TEXT PASSAGE:
——

Journal of Plant Research

, Volume 129, Issue 5, pp 863–872 | Cite as

A δ15N assessment of nitrogen deposition for the endangered epiphytic orchid Laelia speciosa from a city and an oak forest in Mexico

  • Edison A. Díaz-Álvarez
  • Casandra Reyes-García
  • Erick de la Barrera
Regular Paper


Atmospheric nitrogen deposition poses a major threat to global biodiversity. Tropical epiphytic plants are especially at risk given their reliance on atmospheric sources of nutrients. The leaf, pseudobulb, and root carbon and nitrogen content, C:N ratio, as well as the nitrogen isotopic composition were studied for individuals of Laelia speciosa from a city and from an oak forest in Mexico. The nitrogen content of leaves was similar between the city and the oak forest, reaching 1.3 ± 0.2 % (dry mass). The δ15N of leaves, pseudobulbs, and roots reached 5.6 ± 0.2 ‰ in the city, values found in sites exposed to industrial and vehicular activities. The δ15N for plant from the oak forest amounted to –3.1 ± 0.3 ‰, which is similar to values measured from sites with low industrial activities. Some orchids such as Laelia speciosa produce a single pseudobulb per year, i.e., a water and nutrient storage organ, so the interannual nitrogen deposition was studied by considering the ten most recent pseudobulbs for plants from either site formed between 2003 and 2012. The C:N ratio of the ten most recent pseudobulbs from the oak forest, as well as that of the pseudobulbs formed before 2010 for plants in the city were indistinguishable from each other, averaging 132.4 ± 6.5, while it was lower for the two most recent pseudobulbs in the city. The δ15N values of pseudobulbs from the oak forest averaged ‒4.4 ± 0.1 ‰ for the entire series. The δ15N ranged from 0.1 ± 1.6 ‰ for the oldest pseudobulb to 4.7 ± 0.2 ‰ for the pseudobulb formed in the city from 2008 onwards. Isotopic analysis and the C:N ratio for L. speciosa revealed that rates of nitrogen deposition were higher in the city than in the forest. The δ15N values of series of pseudobulbs showed that it is possible to track nitrogen deposition over multiple years.

——

TASK DIRECTIONS: According to the nitrogen deposition abstract, why could the ten most recent pseudobulbs be used to study interannual nitrogen deposition? Answer in one to three sentences. The listing that comes next has no connection to the nitrogen deposition abstract.

[Page segmentation listing]
——

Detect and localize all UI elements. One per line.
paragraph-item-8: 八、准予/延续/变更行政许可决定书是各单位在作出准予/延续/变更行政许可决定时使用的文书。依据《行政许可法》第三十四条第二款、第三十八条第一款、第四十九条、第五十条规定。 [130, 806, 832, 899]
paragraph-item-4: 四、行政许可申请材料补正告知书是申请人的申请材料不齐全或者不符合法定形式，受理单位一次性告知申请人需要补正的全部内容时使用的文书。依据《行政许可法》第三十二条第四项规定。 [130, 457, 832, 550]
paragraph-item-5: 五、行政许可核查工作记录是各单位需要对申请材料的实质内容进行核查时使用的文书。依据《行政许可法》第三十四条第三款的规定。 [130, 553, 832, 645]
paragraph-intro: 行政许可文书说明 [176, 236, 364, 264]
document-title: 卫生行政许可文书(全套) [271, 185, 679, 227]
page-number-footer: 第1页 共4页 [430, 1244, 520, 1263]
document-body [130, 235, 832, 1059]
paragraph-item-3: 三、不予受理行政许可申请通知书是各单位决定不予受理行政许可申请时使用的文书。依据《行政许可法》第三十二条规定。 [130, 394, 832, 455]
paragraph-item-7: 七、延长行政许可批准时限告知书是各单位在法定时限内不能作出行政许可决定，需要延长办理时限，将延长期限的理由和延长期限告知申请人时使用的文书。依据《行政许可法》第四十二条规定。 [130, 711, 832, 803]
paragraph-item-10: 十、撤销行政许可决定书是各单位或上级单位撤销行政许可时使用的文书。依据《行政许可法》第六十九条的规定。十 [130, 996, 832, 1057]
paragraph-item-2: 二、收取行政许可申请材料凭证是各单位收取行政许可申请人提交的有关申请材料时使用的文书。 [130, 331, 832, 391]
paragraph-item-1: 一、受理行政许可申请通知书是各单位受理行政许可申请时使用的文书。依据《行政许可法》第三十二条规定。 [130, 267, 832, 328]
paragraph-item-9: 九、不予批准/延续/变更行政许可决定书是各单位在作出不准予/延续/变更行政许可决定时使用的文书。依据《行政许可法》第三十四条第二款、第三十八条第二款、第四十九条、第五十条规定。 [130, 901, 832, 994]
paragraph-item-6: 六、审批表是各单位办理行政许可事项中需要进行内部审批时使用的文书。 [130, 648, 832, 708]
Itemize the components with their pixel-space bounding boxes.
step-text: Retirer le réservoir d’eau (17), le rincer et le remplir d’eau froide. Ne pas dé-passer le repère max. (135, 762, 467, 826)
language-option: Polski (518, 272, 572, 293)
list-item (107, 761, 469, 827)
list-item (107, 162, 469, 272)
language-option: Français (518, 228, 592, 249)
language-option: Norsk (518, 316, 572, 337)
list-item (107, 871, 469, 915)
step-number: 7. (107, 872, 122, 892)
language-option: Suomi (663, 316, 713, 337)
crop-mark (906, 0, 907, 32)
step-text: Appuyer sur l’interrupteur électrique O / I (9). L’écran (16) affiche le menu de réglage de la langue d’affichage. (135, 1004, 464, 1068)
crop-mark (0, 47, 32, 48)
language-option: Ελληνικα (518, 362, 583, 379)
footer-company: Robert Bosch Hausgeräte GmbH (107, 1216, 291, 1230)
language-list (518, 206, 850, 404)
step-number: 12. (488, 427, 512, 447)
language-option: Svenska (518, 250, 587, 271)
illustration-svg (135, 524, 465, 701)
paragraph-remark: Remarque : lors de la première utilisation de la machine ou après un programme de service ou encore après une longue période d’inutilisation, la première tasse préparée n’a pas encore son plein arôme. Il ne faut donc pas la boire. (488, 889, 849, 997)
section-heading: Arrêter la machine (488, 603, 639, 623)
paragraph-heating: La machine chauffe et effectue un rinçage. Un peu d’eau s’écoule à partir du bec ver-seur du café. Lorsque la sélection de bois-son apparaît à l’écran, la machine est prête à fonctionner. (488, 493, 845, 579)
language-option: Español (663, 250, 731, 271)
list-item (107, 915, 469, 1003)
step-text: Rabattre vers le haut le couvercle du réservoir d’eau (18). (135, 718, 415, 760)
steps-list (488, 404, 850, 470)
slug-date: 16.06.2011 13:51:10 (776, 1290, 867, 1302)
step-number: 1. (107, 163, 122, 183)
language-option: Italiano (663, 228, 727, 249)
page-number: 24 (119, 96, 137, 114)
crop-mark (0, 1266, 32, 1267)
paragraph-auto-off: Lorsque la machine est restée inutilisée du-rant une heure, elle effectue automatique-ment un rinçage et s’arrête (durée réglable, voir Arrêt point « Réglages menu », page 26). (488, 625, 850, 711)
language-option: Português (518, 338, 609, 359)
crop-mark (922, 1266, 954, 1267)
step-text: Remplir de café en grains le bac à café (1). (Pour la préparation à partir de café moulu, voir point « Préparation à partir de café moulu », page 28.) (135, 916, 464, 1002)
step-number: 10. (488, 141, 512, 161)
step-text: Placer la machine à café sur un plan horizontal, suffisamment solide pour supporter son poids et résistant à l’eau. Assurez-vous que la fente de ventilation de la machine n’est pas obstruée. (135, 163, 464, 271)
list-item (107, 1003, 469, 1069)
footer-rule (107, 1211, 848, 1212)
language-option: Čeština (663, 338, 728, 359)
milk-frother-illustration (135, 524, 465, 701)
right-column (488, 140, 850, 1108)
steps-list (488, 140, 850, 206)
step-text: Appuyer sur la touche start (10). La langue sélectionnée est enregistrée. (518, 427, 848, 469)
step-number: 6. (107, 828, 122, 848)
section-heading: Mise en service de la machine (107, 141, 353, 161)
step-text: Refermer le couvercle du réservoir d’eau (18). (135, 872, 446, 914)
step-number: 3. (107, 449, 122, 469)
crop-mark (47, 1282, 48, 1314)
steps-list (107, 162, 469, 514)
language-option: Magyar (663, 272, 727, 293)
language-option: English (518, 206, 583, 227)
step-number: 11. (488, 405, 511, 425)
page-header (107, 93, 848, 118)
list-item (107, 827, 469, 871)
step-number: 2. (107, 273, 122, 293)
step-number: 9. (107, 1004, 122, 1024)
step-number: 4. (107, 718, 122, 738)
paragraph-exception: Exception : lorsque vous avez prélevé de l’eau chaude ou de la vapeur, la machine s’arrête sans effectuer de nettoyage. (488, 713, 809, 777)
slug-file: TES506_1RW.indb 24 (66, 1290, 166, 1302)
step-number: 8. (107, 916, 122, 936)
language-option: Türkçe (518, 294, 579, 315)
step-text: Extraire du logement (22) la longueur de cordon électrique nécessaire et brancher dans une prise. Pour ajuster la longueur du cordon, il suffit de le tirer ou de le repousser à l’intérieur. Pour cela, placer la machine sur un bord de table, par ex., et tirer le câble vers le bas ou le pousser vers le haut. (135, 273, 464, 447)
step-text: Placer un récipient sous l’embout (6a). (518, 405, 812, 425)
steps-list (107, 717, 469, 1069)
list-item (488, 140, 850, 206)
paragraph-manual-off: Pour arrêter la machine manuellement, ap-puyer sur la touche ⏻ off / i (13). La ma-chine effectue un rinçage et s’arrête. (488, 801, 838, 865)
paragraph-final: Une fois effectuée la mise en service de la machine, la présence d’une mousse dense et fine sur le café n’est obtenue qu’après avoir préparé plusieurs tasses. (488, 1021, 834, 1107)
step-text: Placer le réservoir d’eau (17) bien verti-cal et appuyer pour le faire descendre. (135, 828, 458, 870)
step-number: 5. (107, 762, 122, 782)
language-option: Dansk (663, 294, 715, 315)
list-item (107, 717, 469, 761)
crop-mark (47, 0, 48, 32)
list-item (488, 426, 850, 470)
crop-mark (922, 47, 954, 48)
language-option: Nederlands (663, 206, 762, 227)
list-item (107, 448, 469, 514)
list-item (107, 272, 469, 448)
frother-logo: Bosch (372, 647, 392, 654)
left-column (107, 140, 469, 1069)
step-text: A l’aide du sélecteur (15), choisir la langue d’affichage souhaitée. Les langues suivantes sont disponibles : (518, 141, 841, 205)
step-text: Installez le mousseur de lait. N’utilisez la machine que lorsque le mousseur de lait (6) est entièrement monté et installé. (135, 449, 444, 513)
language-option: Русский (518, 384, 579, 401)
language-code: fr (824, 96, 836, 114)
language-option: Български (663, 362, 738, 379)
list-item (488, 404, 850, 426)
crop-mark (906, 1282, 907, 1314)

——

SOLUTION TO THE PROBLEM: Laelia speciosa produces a single pseudobulb per year, and a pseudobulb is a water and nutrient storage organ. A series of pseudobulbs therefore covers successive years, in this case those formed between 2003 and 2012.